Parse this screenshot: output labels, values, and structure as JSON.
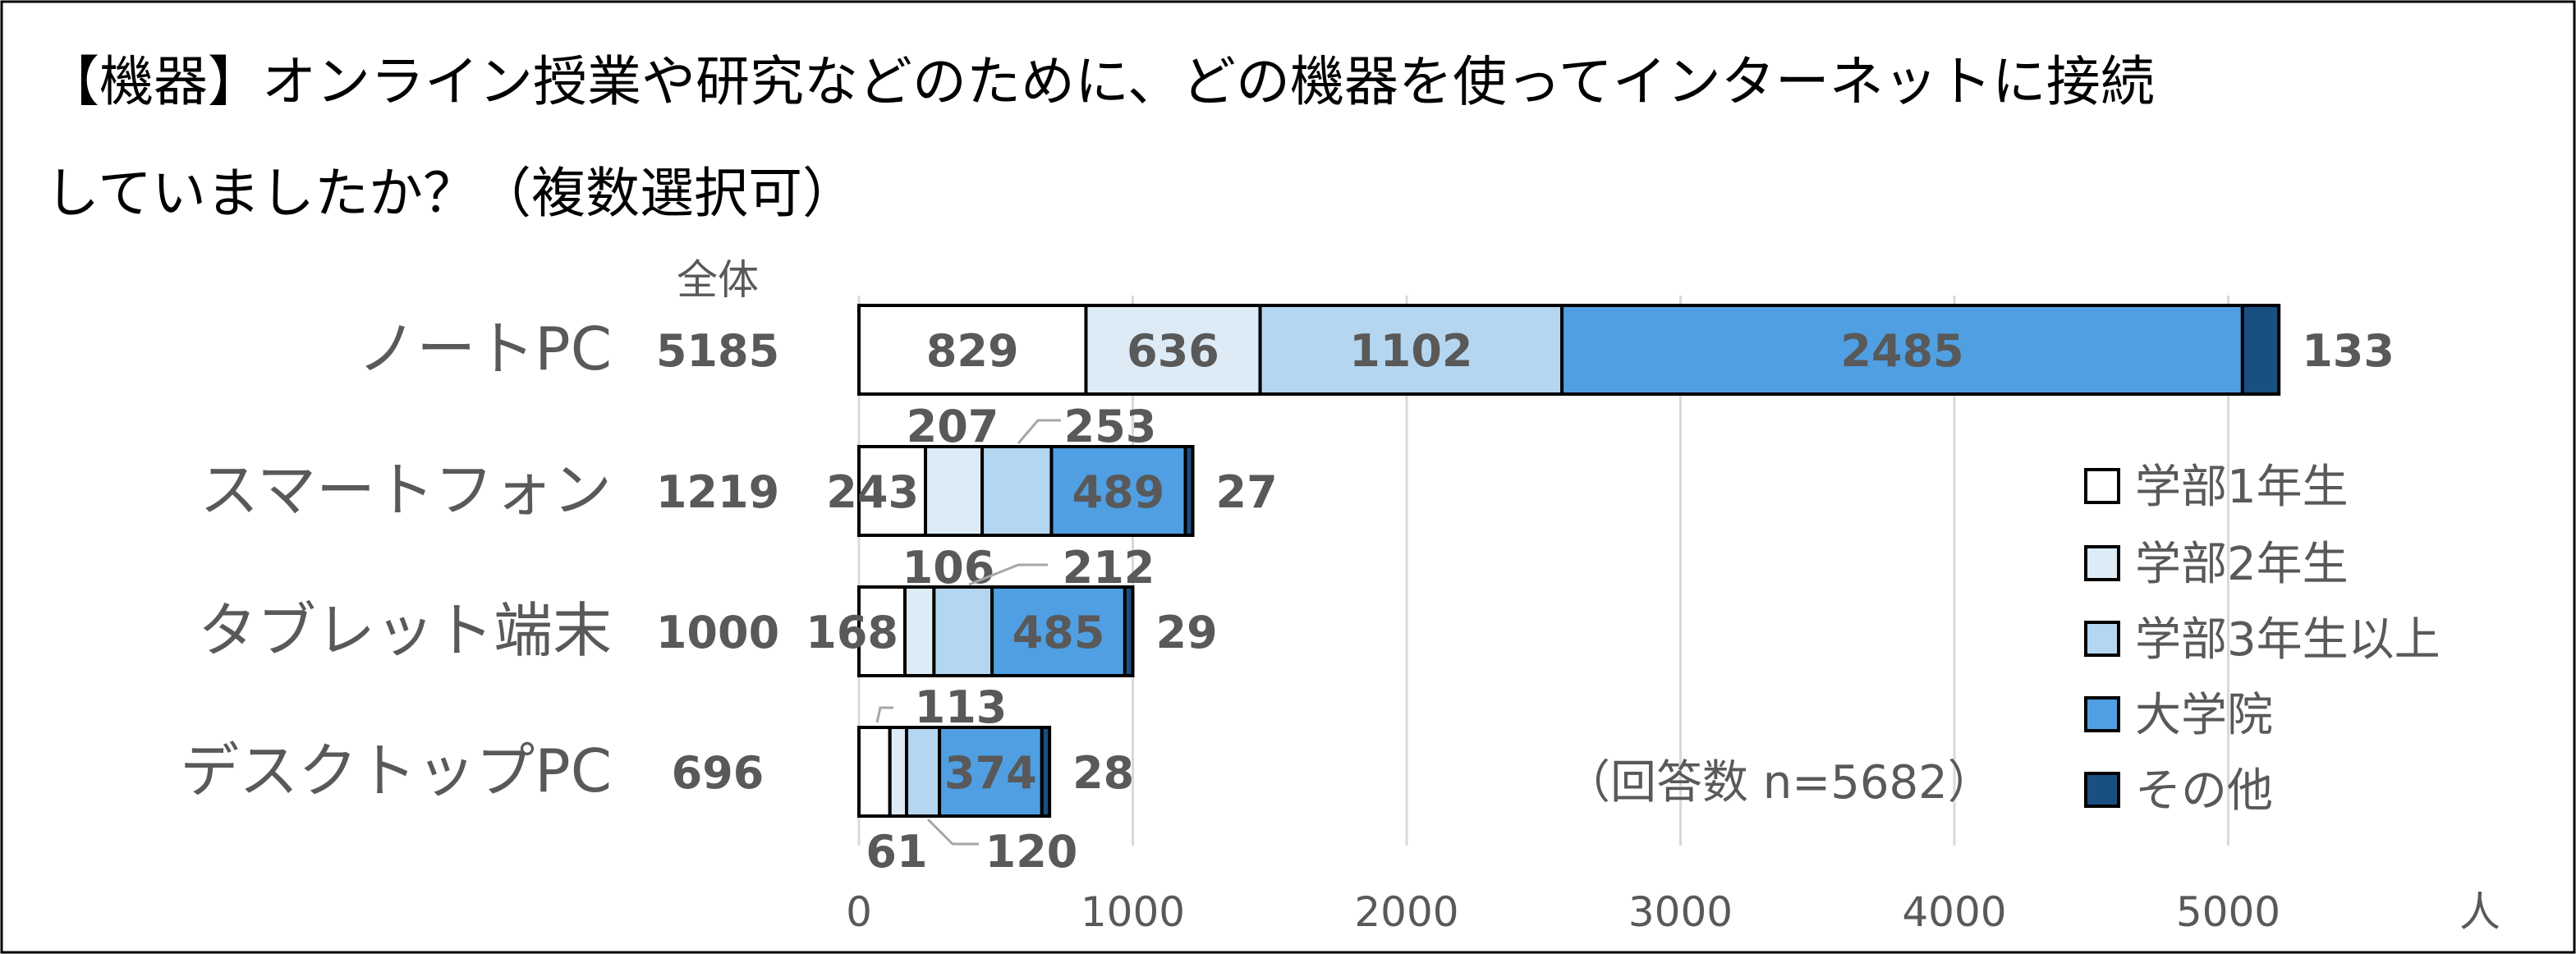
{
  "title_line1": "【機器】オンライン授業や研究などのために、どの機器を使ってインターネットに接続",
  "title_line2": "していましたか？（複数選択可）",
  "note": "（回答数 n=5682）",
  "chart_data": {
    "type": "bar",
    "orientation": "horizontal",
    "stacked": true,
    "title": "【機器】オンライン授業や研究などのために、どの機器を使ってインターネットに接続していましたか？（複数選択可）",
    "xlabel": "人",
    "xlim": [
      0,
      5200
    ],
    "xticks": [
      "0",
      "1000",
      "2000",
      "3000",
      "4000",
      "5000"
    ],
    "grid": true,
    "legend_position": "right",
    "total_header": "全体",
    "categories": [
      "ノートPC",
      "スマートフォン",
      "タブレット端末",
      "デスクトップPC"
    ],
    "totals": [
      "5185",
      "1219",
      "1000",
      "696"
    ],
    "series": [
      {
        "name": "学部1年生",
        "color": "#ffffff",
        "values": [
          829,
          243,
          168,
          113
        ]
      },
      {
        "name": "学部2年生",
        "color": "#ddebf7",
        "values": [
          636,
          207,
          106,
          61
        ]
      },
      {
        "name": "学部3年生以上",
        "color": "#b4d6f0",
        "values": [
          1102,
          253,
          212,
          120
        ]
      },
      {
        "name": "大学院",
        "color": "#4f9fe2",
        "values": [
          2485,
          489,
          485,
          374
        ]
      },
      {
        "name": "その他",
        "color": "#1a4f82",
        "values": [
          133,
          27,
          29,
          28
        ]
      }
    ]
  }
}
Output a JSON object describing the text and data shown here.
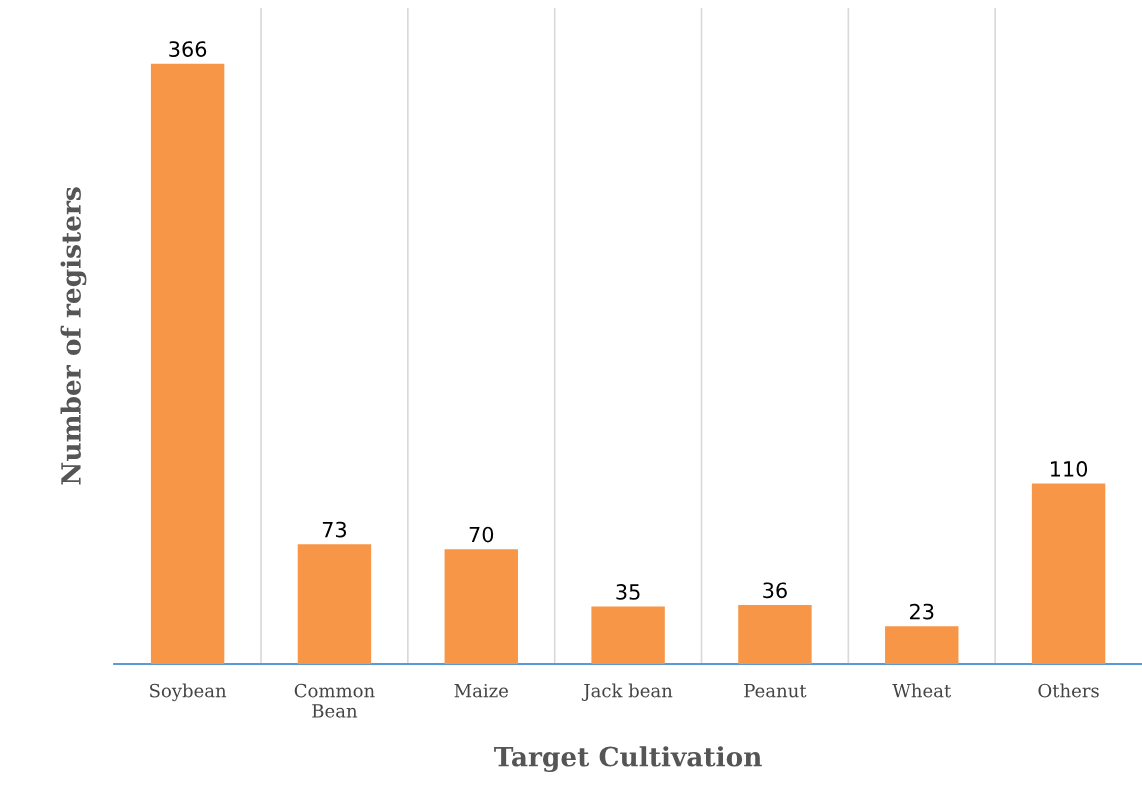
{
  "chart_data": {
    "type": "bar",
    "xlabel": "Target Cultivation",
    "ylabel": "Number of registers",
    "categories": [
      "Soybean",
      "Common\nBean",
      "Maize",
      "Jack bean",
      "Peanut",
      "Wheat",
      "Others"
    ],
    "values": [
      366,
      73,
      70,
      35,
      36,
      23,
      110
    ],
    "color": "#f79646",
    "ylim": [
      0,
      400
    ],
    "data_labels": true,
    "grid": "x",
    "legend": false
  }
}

» **Required work**: The entries above should be reproduced exactly, without their pictures.

» **Solved problem**:
Parse this screenshot: output labels, values, and structure as JSON.
{
  "title_line1": "【機器】オンライン授業や研究などのために、どの機器を使ってインターネットに接続",
  "title_line2": "していましたか？（複数選択可）",
  "note": "（回答数 n=5682）",
  "chart_data": {
    "type": "bar",
    "orientation": "horizontal",
    "stacked": true,
    "title": "【機器】オンライン授業や研究などのために、どの機器を使ってインターネットに接続していましたか？（複数選択可）",
    "xlabel": "人",
    "xlim": [
      0,
      5200
    ],
    "xticks": [
      "0",
      "1000",
      "2000",
      "3000",
      "4000",
      "5000"
    ],
    "grid": true,
    "legend_position": "right",
    "total_header": "全体",
    "categories": [
      "ノートPC",
      "スマートフォン",
      "タブレット端末",
      "デスクトップPC"
    ],
    "totals": [
      "5185",
      "1219",
      "1000",
      "696"
    ],
    "series": [
      {
        "name": "学部1年生",
        "color": "#ffffff",
        "values": [
          829,
          243,
          168,
          113
        ]
      },
      {
        "name": "学部2年生",
        "color": "#ddebf7",
        "values": [
          636,
          207,
          106,
          61
        ]
      },
      {
        "name": "学部3年生以上",
        "color": "#b4d6f0",
        "values": [
          1102,
          253,
          212,
          120
        ]
      },
      {
        "name": "大学院",
        "color": "#4f9fe2",
        "values": [
          2485,
          489,
          485,
          374
        ]
      },
      {
        "name": "その他",
        "color": "#1a4f82",
        "values": [
          133,
          27,
          29,
          28
        ]
      }
    ]
  }
}
Output a JSON object describing the text and data shown here.
{
  "chart_data": {
    "type": "bar",
    "xlabel": "Target Cultivation",
    "ylabel": "Number of registers",
    "categories": [
      "Soybean",
      "Common\nBean",
      "Maize",
      "Jack bean",
      "Peanut",
      "Wheat",
      "Others"
    ],
    "values": [
      366,
      73,
      70,
      35,
      36,
      23,
      110
    ],
    "color": "#f79646",
    "ylim": [
      0,
      400
    ],
    "data_labels": true,
    "grid": "x",
    "legend": false
  }
}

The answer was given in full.